_Stated task:_ Return all of the data exactly, with nothing left out but the pictures.

_Given data:_
* Start *

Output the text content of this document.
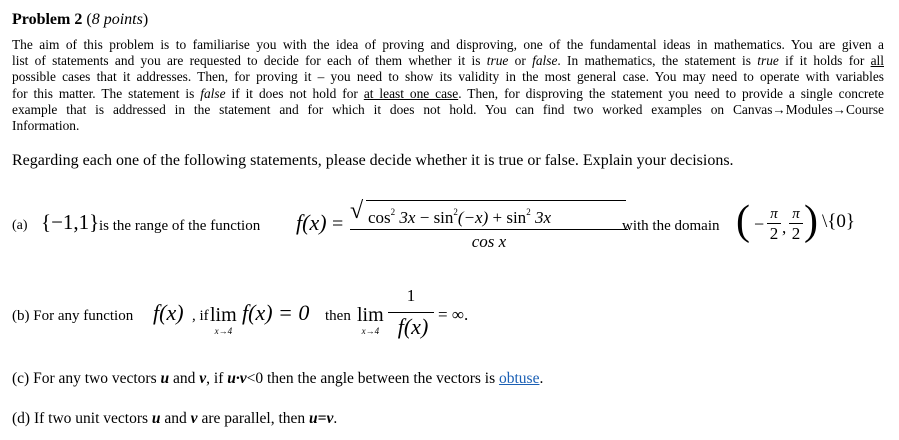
Problem 2 (8 points)
The aim of this problem is to familiarise you with the idea of proving and disproving, one of the fundamental ideas in mathematics. You are given a
list of statements and you are requested to decide for each of them whether it is true or false. In mathematics, the statement is true if it holds for all
possible cases that it addresses. Then, for proving it – you need to show its validity in the most general case. You may need to operate with variables
for this matter. The statement is false if it does not hold for at least one case. Then, for disproving the statement you need to provide a single concrete
example that is addressed in the statement and for which it does not hold. You can find two worked examples on Canvas→Modules→Course
Information.
Regarding each one of the following statements, please decide whether it is true or false. Explain your decisions.
(a) {−1,1} is the range of the function f(x) = √ $\cos^2 3x - \sin^2(-x) + \sin^2 3x$
cos x
with the domain ( − $\frac{\pi}{2}$ , $\frac{\pi}{2}$ ) \{0}
(b) For any function f(x) , if lim
x→4
f(x) = 0 then lim
x→4
1
f(x) = ∞.
(c) For any two vectors u and v, if u·v<0 then the angle between the vectors is obtuse.
(d) If two unit vectors u and v are parallel, then u=v.
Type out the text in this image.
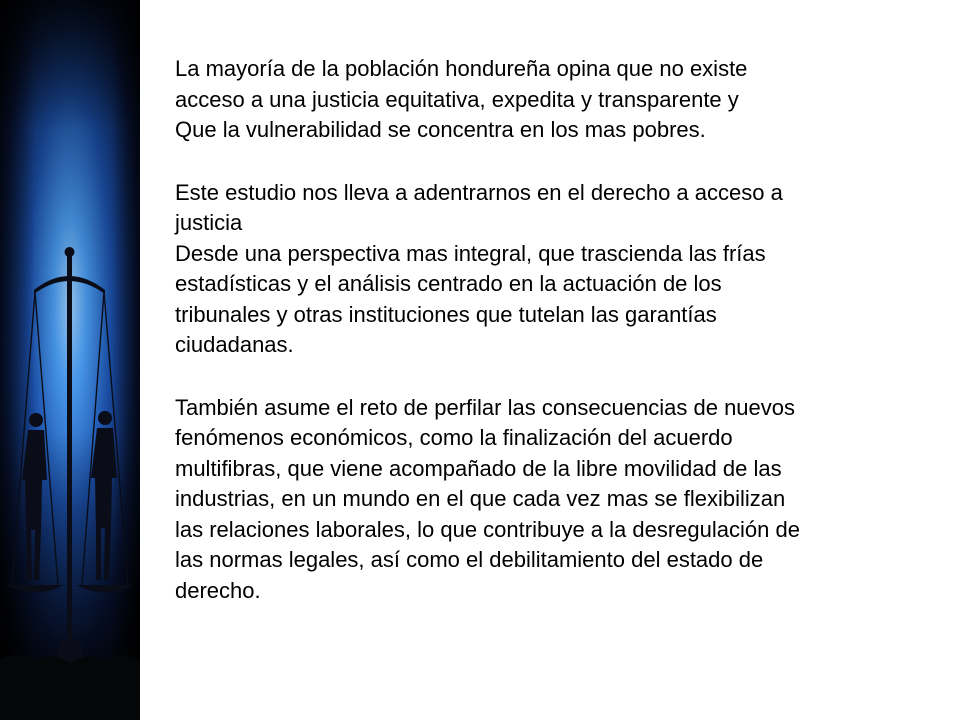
La mayoría de la población hondureña opina que no existe
acceso a una justicia equitativa, expedita y transparente y
Que la vulnerabilidad se concentra en los mas pobres.

Este estudio nos lleva a adentrarnos en el derecho a acceso a
justicia
Desde una perspectiva mas integral, que trascienda las frías
estadísticas y el análisis centrado en la actuación de los
tribunales y otras instituciones que tutelan las garantías
ciudadanas.

También asume el reto de perfilar las consecuencias de nuevos
fenómenos económicos, como la finalización del acuerdo
multifibras, que viene acompañado de la libre movilidad de las
industrias, en un mundo en el que cada vez mas se flexibilizan
las relaciones laborales, lo que contribuye a la desregulación de
las normas legales, así como el debilitamiento del estado de
derecho.
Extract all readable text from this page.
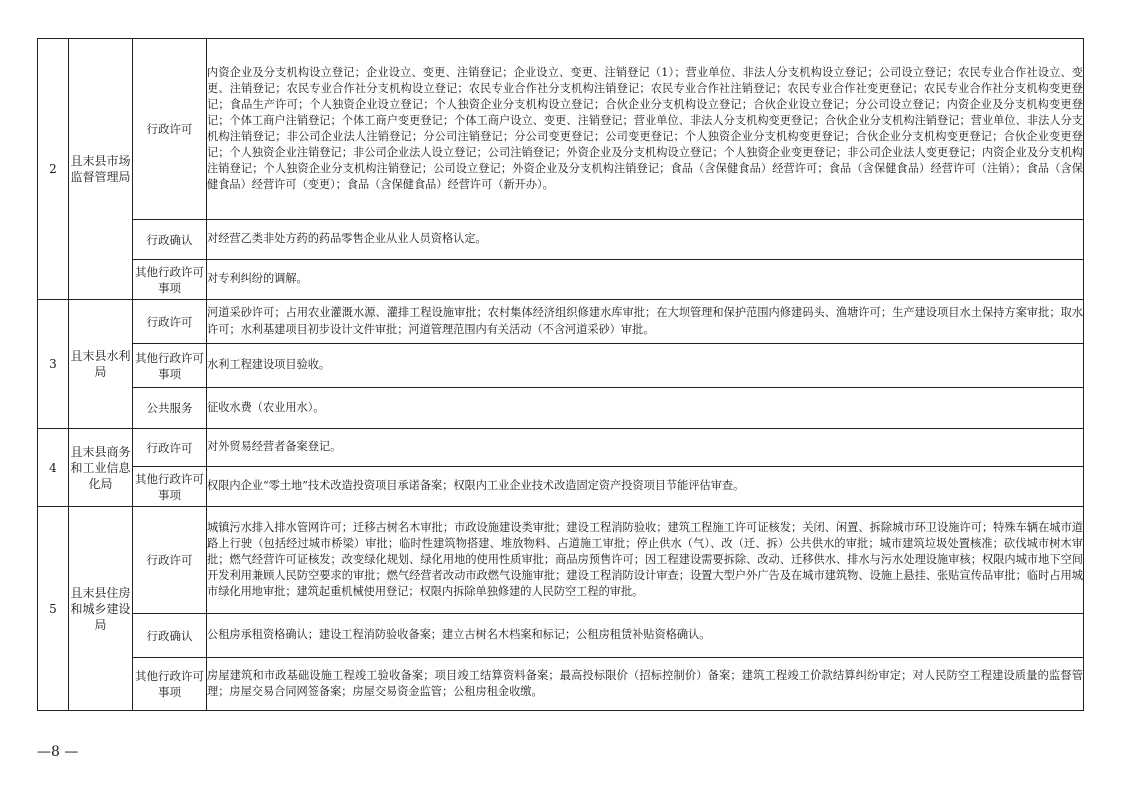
2	且末县市场监督管理局	行政许可	内资企业及分支机构设立登记；企业设立、变更、注销登记；企业设立、变更、注销登记（1）；营业单位、非法人分支机构设立登记；公司设立登记；农民专业合作社设立、变更、注销登记；农民专业合作社分支机构设立登记；农民专业合作社分支机构注销登记；农民专业合作社注销登记；农民专业合作社变更登记；农民专业合作社分支机构变更登记；食品生产许可；个人独资企业设立登记；个人独资企业分支机构设立登记；合伙企业分支机构设立登记；合伙企业设立登记；分公司设立登记；内资企业及分支机构变更登记；个体工商户注销登记；个体工商户变更登记；个体工商户设立、变更、注销登记；营业单位、非法人分支机构变更登记；合伙企业分支机构注销登记；营业单位、非法人分支机构注销登记；非公司企业法人注销登记；分公司注销登记；分公司变更登记；公司变更登记；个人独资企业分支机构变更登记；合伙企业分支机构变更登记；合伙企业变更登记；个人独资企业注销登记；非公司企业法人设立登记；公司注销登记；外资企业及分支机构设立登记；个人独资企业变更登记；非公司企业法人变更登记；内资企业及分支机构注销登记；个人独资企业分支机构注销登记；公司设立登记；外资企业及分支机构注销登记；食品（含保健食品）经营许可；食品（含保健食品）经营许可（注销）；食品（含保健食品）经营许可（变更）；食品（含保健食品）经营许可（新开办）。
		行政确认	对经营乙类非处方药的药品零售企业从业人员资格认定。
		其他行政许可事项	对专利纠纷的调解。
3	且末县水利局	行政许可	河道采砂许可；占用农业灌溉水源、灌排工程设施审批；农村集体经济组织修建水库审批；在大坝管理和保护范围内修建码头、渔塘许可；生产建设项目水土保持方案审批；取水许可；水利基建项目初步设计文件审批；河道管理范围内有关活动（不含河道采砂）审批。
		其他行政许可事项	水利工程建设项目验收。
		公共服务	征收水费（农业用水）。
4	且末县商务和工业信息化局	行政许可	对外贸易经营者备案登记。
		其他行政许可事项	权限内企业“零土地”技术改造投资项目承诺备案；权限内工业企业技术改造固定资产投资项目节能评估审查。
5	且末县住房和城乡建设局	行政许可	城镇污水排入排水管网许可；迁移古树名木审批；市政设施建设类审批；建设工程消防验收；建筑工程施工许可证核发；关闭、闲置、拆除城市环卫设施许可；特殊车辆在城市道路上行驶（包括经过城市桥梁）审批；临时性建筑物搭建、堆放物料、占道施工审批；停止供水（气）、改（迁、拆）公共供水的审批；城市建筑垃圾处置核准；砍伐城市树木审批；燃气经营许可证核发；改变绿化规划、绿化用地的使用性质审批；商品房预售许可；因工程建设需要拆除、改动、迁移供水、排水与污水处理设施审核；权限内城市地下空间开发利用兼顾人民防空要求的审批；燃气经营者改动市政燃气设施审批；建设工程消防设计审查；设置大型户外广告及在城市建筑物、设施上悬挂、张贴宣传品审批；临时占用城市绿化用地审批；建筑起重机械使用登记；权限内拆除单独修建的人民防空工程的审批。
		行政确认	公租房承租资格确认；建设工程消防验收备案；建立古树名木档案和标记；公租房租赁补贴资格确认。
		其他行政许可事项	房屋建筑和市政基础设施工程竣工验收备案；项目竣工结算资料备案；最高投标限价（招标控制价）备案；建筑工程竣工价款结算纠纷审定；对人民防空工程建设质量的监督管理；房屋交易合同网签备案；房屋交易资金监管；公租房租金收缴。
—8 —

* End *

_Final result:_
Output the text content of this document.
Problem 2 (8 points)
The aim of this problem is to familiarise you with the idea of proving and disproving, one of the fundamental ideas in mathematics. You are given a
list of statements and you are requested to decide for each of them whether it is true or false. In mathematics, the statement is true if it holds for all
possible cases that it addresses. Then, for proving it – you need to show its validity in the most general case. You may need to operate with variables
for this matter. The statement is false if it does not hold for at least one case. Then, for disproving the statement you need to provide a single concrete
example that is addressed in the statement and for which it does not hold. You can find two worked examples on Canvas→Modules→Course
Information.
Regarding each one of the following statements, please decide whether it is true or false. Explain your decisions.
(a) {−1,1} is the range of the function f(x) = √ $\cos^2 3x - \sin^2(-x) + \sin^2 3x$
cos x
with the domain ( − $\frac{\pi}{2}$ , $\frac{\pi}{2}$ ) \{0}
(b) For any function f(x) , if lim
x→4
f(x) = 0 then lim
x→4
1
f(x) = ∞.
(c) For any two vectors u and v, if u·v<0 then the angle between the vectors is obtuse.
(d) If two unit vectors u and v are parallel, then u=v.
Type out the text in this image.
La mayoría de la población hondureña opina que no existe
acceso a una justicia equitativa, expedita y transparente y
Que la vulnerabilidad se concentra en los mas pobres.

Este estudio nos lleva a adentrarnos en el derecho a acceso a
justicia
Desde una perspectiva mas integral, que trascienda las frías
estadísticas y el análisis centrado en la actuación de los
tribunales y otras instituciones que tutelan las garantías
ciudadanas.

También asume el reto de perfilar las consecuencias de nuevos
fenómenos económicos, como la finalización del acuerdo
multifibras, que viene acompañado de la libre movilidad de las
industrias, en un mundo en el que cada vez mas se flexibilizan
las relaciones laborales, lo que contribuye a la desregulación de
las normas legales, así como el debilitamiento del estado de
derecho.
Extract all readable text from this page.
2	且末县市场监督管理局	行政许可	内资企业及分支机构设立登记；企业设立、变更、注销登记；企业设立、变更、注销登记（1）；营业单位、非法人分支机构设立登记；公司设立登记；农民专业合作社设立、变更、注销登记；农民专业合作社分支机构设立登记；农民专业合作社分支机构注销登记；农民专业合作社注销登记；农民专业合作社变更登记；农民专业合作社分支机构变更登记；食品生产许可；个人独资企业设立登记；个人独资企业分支机构设立登记；合伙企业分支机构设立登记；合伙企业设立登记；分公司设立登记；内资企业及分支机构变更登记；个体工商户注销登记；个体工商户变更登记；个体工商户设立、变更、注销登记；营业单位、非法人分支机构变更登记；合伙企业分支机构注销登记；营业单位、非法人分支机构注销登记；非公司企业法人注销登记；分公司注销登记；分公司变更登记；公司变更登记；个人独资企业分支机构变更登记；合伙企业分支机构变更登记；合伙企业变更登记；个人独资企业注销登记；非公司企业法人设立登记；公司注销登记；外资企业及分支机构设立登记；个人独资企业变更登记；非公司企业法人变更登记；内资企业及分支机构注销登记；个人独资企业分支机构注销登记；公司设立登记；外资企业及分支机构注销登记；食品（含保健食品）经营许可；食品（含保健食品）经营许可（注销）；食品（含保健食品）经营许可（变更）；食品（含保健食品）经营许可（新开办）。
		行政确认	对经营乙类非处方药的药品零售企业从业人员资格认定。
		其他行政许可事项	对专利纠纷的调解。
3	且末县水利局	行政许可	河道采砂许可；占用农业灌溉水源、灌排工程设施审批；农村集体经济组织修建水库审批；在大坝管理和保护范围内修建码头、渔塘许可；生产建设项目水土保持方案审批；取水许可；水利基建项目初步设计文件审批；河道管理范围内有关活动（不含河道采砂）审批。
		其他行政许可事项	水利工程建设项目验收。
		公共服务	征收水费（农业用水）。
4	且末县商务和工业信息化局	行政许可	对外贸易经营者备案登记。
		其他行政许可事项	权限内企业“零土地”技术改造投资项目承诺备案；权限内工业企业技术改造固定资产投资项目节能评估审查。
5	且末县住房和城乡建设局	行政许可	城镇污水排入排水管网许可；迁移古树名木审批；市政设施建设类审批；建设工程消防验收；建筑工程施工许可证核发；关闭、闲置、拆除城市环卫设施许可；特殊车辆在城市道路上行驶（包括经过城市桥梁）审批；临时性建筑物搭建、堆放物料、占道施工审批；停止供水（气）、改（迁、拆）公共供水的审批；城市建筑垃圾处置核准；砍伐城市树木审批；燃气经营许可证核发；改变绿化规划、绿化用地的使用性质审批；商品房预售许可；因工程建设需要拆除、改动、迁移供水、排水与污水处理设施审核；权限内城市地下空间开发利用兼顾人民防空要求的审批；燃气经营者改动市政燃气设施审批；建设工程消防设计审查；设置大型户外广告及在城市建筑物、设施上悬挂、张贴宣传品审批；临时占用城市绿化用地审批；建筑起重机械使用登记；权限内拆除单独修建的人民防空工程的审批。
		行政确认	公租房承租资格确认；建设工程消防验收备案；建立古树名木档案和标记；公租房租赁补贴资格确认。
		其他行政许可事项	房屋建筑和市政基础设施工程竣工验收备案；项目竣工结算资料备案；最高投标限价（招标控制价）备案；建筑工程竣工价款结算纠纷审定；对人民防空工程建设质量的监督管理；房屋交易合同网签备案；房屋交易资金监管；公租房租金收缴。
—8 —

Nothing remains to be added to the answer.